THE TASK
In your copy, include every line of the listing below exactly but none of the pictures.

INFORMATION PROVIDED
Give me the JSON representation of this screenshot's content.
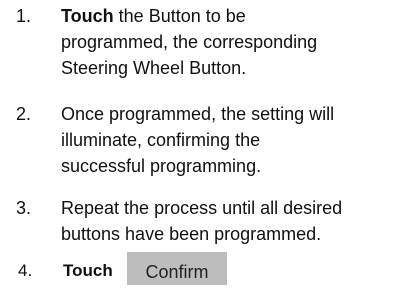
{
  "steps": [
    {
      "number": "1.",
      "bold_lead": "Touch",
      "text_lines": [
        "the Button to be",
        "programmed, the corresponding",
        "Steering Wheel Button."
      ]
    },
    {
      "number": "2.",
      "text_lines": [
        "Once programmed, the setting will",
        "illuminate, confirming the",
        "successful programming."
      ]
    },
    {
      "number": "3.",
      "text_lines": [
        "Repeat the process until all desired",
        "buttons have been programmed."
      ]
    },
    {
      "number": "4.",
      "bold_lead": "Touch",
      "button_label": "Confirm"
    }
  ],
  "colors": {
    "button_background": "#bdbdbd",
    "text": "#111111"
  }
}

FULL SOLUTION
Give me the JSON representation of this screenshot's content.
{
  "steps": [
    {
      "number": "1.",
      "bold_lead": "Touch",
      "text_lines": [
        "the Button to be",
        "programmed, the corresponding",
        "Steering Wheel Button."
      ]
    },
    {
      "number": "2.",
      "text_lines": [
        "Once programmed, the setting will",
        "illuminate, confirming the",
        "successful programming."
      ]
    },
    {
      "number": "3.",
      "text_lines": [
        "Repeat the process until all desired",
        "buttons have been programmed."
      ]
    },
    {
      "number": "4.",
      "bold_lead": "Touch",
      "button_label": "Confirm"
    }
  ],
  "colors": {
    "button_background": "#bdbdbd",
    "text": "#111111"
  }
}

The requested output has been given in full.